_Goal of the exercise:_ Copy out the listing that follows, exactly, without its pictures.

**** Input records

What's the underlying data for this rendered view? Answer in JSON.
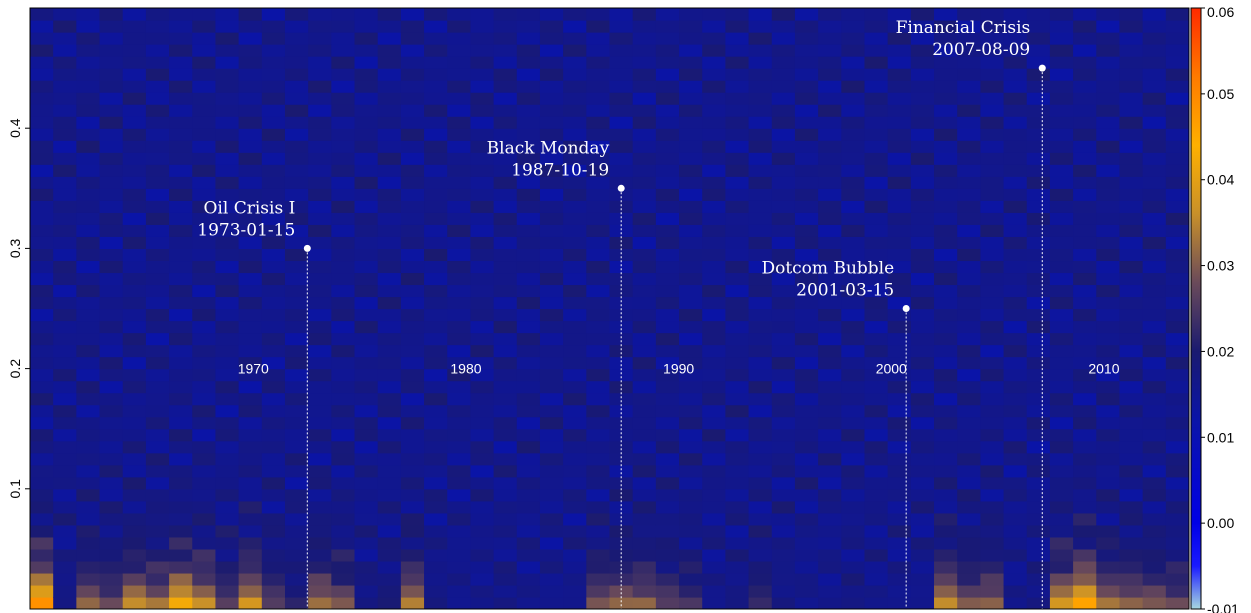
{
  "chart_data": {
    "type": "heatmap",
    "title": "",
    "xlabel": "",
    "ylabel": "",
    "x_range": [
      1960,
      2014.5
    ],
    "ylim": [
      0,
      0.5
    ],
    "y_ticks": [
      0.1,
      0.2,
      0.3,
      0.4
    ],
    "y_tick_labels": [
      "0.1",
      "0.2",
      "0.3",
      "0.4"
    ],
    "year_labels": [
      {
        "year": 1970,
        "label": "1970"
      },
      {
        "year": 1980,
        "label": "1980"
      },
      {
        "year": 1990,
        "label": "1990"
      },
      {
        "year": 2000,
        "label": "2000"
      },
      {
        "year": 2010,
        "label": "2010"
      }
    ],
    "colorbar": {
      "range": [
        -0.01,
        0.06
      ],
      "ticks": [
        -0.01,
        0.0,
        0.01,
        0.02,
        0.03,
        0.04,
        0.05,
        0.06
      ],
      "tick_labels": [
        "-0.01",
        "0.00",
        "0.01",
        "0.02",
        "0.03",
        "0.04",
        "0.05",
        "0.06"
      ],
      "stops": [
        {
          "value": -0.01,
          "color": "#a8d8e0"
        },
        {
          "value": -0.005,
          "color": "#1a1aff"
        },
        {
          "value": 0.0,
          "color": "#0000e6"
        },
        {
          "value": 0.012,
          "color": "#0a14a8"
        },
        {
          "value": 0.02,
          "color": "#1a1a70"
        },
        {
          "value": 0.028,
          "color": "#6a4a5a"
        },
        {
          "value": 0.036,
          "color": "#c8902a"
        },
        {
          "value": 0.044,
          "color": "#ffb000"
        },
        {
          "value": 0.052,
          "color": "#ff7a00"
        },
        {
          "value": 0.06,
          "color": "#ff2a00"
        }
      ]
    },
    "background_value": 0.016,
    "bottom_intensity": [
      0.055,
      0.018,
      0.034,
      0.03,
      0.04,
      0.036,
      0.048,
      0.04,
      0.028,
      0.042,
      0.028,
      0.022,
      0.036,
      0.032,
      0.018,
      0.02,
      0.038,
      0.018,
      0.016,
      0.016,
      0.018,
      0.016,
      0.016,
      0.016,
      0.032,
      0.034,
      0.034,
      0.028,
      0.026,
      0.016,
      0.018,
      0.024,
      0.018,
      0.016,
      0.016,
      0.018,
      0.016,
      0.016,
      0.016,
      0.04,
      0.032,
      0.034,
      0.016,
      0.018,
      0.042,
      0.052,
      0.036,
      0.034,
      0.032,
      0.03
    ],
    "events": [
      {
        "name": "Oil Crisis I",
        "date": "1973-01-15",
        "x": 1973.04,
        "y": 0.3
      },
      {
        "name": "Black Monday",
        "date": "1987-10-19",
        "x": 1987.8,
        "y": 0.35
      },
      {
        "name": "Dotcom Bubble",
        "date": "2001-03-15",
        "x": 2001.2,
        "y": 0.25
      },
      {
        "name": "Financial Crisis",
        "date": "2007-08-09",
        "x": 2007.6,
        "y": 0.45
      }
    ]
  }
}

********

_Written reply:_
What's the underlying data for this rendered view? Answer in JSON.
{
  "chart_data": {
    "type": "heatmap",
    "title": "",
    "xlabel": "",
    "ylabel": "",
    "x_range": [
      1960,
      2014.5
    ],
    "ylim": [
      0,
      0.5
    ],
    "y_ticks": [
      0.1,
      0.2,
      0.3,
      0.4
    ],
    "y_tick_labels": [
      "0.1",
      "0.2",
      "0.3",
      "0.4"
    ],
    "year_labels": [
      {
        "year": 1970,
        "label": "1970"
      },
      {
        "year": 1980,
        "label": "1980"
      },
      {
        "year": 1990,
        "label": "1990"
      },
      {
        "year": 2000,
        "label": "2000"
      },
      {
        "year": 2010,
        "label": "2010"
      }
    ],
    "colorbar": {
      "range": [
        -0.01,
        0.06
      ],
      "ticks": [
        -0.01,
        0.0,
        0.01,
        0.02,
        0.03,
        0.04,
        0.05,
        0.06
      ],
      "tick_labels": [
        "-0.01",
        "0.00",
        "0.01",
        "0.02",
        "0.03",
        "0.04",
        "0.05",
        "0.06"
      ],
      "stops": [
        {
          "value": -0.01,
          "color": "#a8d8e0"
        },
        {
          "value": -0.005,
          "color": "#1a1aff"
        },
        {
          "value": 0.0,
          "color": "#0000e6"
        },
        {
          "value": 0.012,
          "color": "#0a14a8"
        },
        {
          "value": 0.02,
          "color": "#1a1a70"
        },
        {
          "value": 0.028,
          "color": "#6a4a5a"
        },
        {
          "value": 0.036,
          "color": "#c8902a"
        },
        {
          "value": 0.044,
          "color": "#ffb000"
        },
        {
          "value": 0.052,
          "color": "#ff7a00"
        },
        {
          "value": 0.06,
          "color": "#ff2a00"
        }
      ]
    },
    "background_value": 0.016,
    "bottom_intensity": [
      0.055,
      0.018,
      0.034,
      0.03,
      0.04,
      0.036,
      0.048,
      0.04,
      0.028,
      0.042,
      0.028,
      0.022,
      0.036,
      0.032,
      0.018,
      0.02,
      0.038,
      0.018,
      0.016,
      0.016,
      0.018,
      0.016,
      0.016,
      0.016,
      0.032,
      0.034,
      0.034,
      0.028,
      0.026,
      0.016,
      0.018,
      0.024,
      0.018,
      0.016,
      0.016,
      0.018,
      0.016,
      0.016,
      0.016,
      0.04,
      0.032,
      0.034,
      0.016,
      0.018,
      0.042,
      0.052,
      0.036,
      0.034,
      0.032,
      0.03
    ],
    "events": [
      {
        "name": "Oil Crisis I",
        "date": "1973-01-15",
        "x": 1973.04,
        "y": 0.3
      },
      {
        "name": "Black Monday",
        "date": "1987-10-19",
        "x": 1987.8,
        "y": 0.35
      },
      {
        "name": "Dotcom Bubble",
        "date": "2001-03-15",
        "x": 2001.2,
        "y": 0.25
      },
      {
        "name": "Financial Crisis",
        "date": "2007-08-09",
        "x": 2007.6,
        "y": 0.45
      }
    ]
  }
}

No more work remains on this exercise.